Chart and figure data

======

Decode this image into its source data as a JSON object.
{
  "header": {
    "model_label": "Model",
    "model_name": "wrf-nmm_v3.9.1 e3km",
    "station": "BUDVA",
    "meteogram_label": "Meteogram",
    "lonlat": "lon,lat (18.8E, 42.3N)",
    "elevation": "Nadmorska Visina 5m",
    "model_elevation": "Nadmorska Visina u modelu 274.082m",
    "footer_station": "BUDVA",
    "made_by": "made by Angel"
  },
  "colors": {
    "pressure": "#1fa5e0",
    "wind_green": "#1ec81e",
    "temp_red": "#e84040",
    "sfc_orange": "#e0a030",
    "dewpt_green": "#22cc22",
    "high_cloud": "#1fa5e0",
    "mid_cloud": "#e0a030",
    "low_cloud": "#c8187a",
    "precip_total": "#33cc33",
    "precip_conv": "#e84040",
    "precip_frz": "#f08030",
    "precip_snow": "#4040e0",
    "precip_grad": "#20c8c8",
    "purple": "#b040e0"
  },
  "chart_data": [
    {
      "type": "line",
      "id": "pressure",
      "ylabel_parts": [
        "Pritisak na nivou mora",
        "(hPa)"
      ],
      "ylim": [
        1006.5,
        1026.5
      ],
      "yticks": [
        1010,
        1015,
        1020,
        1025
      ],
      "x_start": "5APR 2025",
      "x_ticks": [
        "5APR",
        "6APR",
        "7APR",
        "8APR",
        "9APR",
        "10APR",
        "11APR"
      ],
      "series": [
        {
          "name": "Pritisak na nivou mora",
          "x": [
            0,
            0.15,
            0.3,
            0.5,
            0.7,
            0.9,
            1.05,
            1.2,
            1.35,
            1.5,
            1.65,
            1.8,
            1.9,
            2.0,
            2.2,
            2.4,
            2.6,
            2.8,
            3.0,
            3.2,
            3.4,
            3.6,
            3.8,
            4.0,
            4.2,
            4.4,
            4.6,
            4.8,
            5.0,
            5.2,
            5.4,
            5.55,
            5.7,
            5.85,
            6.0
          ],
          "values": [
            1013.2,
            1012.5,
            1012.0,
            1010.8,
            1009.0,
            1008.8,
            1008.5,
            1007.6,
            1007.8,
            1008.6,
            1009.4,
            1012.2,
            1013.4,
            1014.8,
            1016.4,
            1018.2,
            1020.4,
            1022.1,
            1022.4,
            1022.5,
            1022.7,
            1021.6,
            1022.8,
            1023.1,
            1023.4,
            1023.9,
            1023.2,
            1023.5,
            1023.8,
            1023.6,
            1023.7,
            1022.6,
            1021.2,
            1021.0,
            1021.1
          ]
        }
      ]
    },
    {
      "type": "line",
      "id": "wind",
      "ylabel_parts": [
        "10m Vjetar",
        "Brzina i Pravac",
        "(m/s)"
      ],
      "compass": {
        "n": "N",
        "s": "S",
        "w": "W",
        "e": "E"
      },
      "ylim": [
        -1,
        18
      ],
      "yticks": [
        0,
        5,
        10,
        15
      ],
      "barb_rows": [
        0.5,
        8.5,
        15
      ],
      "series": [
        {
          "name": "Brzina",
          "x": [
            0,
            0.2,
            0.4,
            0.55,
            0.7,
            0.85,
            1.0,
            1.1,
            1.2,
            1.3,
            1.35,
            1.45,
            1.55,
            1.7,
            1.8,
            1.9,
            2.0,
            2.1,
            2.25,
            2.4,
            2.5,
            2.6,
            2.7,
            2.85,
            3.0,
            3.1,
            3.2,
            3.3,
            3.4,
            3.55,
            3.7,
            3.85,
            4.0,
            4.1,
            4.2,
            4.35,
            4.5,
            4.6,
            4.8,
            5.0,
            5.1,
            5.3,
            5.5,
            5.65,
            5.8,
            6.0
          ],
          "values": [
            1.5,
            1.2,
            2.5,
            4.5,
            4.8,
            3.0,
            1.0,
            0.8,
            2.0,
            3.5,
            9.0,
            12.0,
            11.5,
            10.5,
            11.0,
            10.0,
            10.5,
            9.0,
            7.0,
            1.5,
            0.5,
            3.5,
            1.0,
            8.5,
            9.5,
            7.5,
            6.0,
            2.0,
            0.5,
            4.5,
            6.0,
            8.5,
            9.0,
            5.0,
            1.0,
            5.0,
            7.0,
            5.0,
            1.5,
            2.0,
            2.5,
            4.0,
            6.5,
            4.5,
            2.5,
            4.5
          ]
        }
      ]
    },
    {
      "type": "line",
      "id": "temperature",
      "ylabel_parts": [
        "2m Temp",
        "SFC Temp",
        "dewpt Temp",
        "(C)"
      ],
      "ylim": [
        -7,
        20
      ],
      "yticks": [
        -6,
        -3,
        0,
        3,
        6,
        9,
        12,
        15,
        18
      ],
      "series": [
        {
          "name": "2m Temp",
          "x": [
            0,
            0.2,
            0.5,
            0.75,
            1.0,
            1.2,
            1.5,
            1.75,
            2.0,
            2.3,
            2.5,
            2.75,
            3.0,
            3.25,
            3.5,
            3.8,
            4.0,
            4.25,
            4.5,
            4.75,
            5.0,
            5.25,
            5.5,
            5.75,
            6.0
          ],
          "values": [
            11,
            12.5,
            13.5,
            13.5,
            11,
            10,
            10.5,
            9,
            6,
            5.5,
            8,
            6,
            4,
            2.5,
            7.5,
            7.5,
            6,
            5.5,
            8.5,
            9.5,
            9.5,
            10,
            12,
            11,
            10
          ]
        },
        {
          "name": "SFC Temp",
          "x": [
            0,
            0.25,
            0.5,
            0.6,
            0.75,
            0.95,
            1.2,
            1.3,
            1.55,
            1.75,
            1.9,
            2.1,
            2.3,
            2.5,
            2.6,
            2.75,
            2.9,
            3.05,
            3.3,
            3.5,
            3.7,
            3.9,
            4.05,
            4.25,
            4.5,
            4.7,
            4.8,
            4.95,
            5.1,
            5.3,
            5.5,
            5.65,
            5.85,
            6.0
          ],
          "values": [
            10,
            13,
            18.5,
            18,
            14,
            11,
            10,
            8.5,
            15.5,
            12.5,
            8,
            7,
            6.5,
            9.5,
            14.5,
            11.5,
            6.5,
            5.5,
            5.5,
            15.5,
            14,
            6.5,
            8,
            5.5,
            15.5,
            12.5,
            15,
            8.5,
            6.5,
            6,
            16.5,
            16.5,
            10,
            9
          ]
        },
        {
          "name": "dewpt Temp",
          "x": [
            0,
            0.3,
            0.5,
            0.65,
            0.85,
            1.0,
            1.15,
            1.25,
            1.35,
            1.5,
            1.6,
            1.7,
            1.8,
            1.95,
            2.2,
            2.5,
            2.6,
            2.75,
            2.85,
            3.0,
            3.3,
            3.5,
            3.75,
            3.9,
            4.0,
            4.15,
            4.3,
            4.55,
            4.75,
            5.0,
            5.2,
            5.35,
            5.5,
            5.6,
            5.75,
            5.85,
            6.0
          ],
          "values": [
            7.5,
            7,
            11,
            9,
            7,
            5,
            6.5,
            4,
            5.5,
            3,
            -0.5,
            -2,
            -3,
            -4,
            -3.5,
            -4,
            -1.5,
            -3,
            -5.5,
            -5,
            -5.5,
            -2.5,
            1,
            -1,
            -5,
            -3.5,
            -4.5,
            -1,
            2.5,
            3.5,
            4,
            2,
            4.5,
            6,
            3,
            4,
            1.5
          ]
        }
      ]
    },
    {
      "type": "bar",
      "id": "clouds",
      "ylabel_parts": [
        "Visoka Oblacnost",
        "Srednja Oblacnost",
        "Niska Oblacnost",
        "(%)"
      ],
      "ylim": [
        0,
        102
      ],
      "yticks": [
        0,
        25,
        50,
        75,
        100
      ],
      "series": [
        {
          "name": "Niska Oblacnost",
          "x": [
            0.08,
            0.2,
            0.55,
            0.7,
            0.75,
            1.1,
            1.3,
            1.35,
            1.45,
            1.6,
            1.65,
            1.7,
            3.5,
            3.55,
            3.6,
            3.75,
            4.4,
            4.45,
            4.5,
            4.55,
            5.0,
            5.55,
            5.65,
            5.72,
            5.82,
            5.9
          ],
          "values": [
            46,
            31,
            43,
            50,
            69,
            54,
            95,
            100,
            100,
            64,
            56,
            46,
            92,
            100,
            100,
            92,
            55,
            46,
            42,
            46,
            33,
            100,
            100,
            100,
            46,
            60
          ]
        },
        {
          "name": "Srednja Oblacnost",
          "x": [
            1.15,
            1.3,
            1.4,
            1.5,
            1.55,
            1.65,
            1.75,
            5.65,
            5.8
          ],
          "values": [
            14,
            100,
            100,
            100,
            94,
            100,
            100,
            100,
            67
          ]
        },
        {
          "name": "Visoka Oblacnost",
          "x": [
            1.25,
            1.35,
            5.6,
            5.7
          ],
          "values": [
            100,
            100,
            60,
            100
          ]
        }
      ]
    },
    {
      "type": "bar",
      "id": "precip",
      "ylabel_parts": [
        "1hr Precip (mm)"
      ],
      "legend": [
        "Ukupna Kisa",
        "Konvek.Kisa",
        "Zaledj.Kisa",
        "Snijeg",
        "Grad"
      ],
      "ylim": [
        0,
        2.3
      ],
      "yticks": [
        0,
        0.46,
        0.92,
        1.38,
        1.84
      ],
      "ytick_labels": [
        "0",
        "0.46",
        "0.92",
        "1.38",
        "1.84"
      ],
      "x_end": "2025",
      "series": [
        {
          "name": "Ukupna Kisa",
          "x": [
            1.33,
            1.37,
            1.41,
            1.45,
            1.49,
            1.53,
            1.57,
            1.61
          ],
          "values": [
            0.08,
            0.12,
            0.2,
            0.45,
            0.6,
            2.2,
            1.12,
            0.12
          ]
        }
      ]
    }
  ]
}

======

→ **PROBLEM REQUIREMENTS**
State how many lines in the entries above include the word "Visina"; reply with the number alone.

→ **EXERCISE RESPONSE**
2